WORK REQUIRED: Check each line of the records below and collect those that include the word "MOYENNE".

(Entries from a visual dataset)
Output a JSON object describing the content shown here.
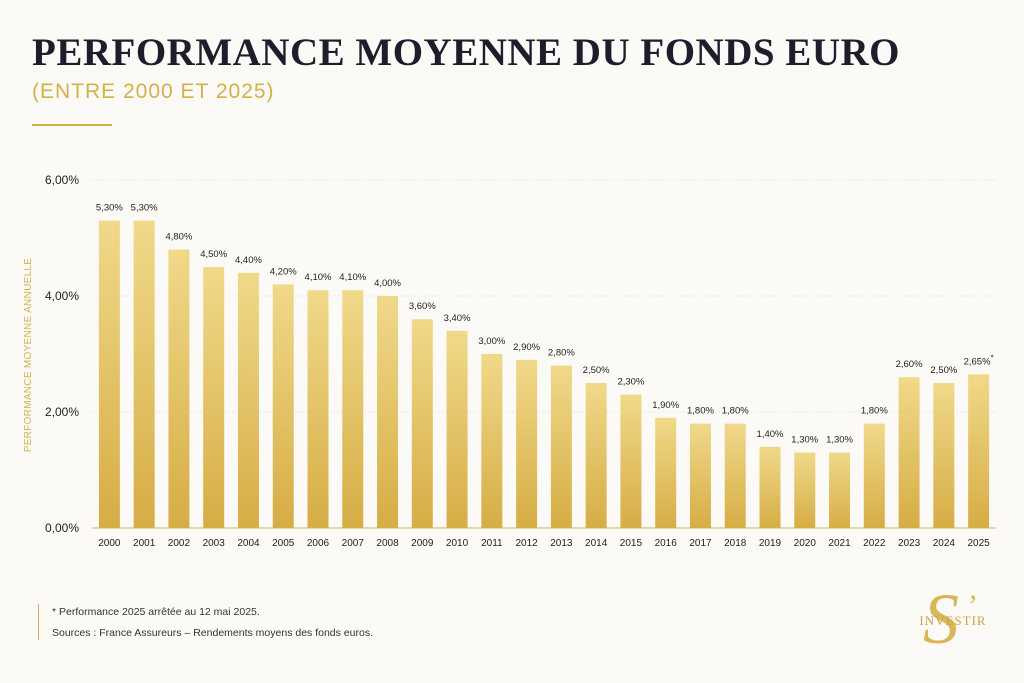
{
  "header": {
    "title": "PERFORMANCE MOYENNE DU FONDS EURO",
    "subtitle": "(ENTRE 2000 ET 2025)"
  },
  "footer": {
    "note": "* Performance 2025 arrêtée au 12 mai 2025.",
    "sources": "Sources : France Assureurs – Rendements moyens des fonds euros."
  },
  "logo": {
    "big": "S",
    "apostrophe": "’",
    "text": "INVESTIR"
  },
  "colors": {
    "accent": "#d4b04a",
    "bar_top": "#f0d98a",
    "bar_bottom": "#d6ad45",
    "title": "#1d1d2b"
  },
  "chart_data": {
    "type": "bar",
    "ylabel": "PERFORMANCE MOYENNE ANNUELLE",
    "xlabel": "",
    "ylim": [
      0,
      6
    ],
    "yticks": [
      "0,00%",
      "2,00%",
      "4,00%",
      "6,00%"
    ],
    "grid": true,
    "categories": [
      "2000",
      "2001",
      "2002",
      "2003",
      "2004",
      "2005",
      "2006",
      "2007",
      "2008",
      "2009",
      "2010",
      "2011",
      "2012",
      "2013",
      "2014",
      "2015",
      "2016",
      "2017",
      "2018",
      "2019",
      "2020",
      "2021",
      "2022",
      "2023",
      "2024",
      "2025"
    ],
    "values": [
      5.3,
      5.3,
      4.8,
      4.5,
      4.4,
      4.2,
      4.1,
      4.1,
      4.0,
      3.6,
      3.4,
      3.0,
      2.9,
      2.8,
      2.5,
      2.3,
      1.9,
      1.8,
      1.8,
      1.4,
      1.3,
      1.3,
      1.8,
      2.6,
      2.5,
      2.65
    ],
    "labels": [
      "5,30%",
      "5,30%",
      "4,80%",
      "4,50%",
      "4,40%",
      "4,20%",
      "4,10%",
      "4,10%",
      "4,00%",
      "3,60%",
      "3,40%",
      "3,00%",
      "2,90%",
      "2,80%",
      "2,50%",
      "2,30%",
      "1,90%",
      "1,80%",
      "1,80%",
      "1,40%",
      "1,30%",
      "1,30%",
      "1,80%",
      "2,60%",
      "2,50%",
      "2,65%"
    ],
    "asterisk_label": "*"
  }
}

TASK RESPONSE:
    "title": "PERFORMANCE MOYENNE DU FONDS EURO",
    "ylabel": "PERFORMANCE MOYENNE ANNUELLE",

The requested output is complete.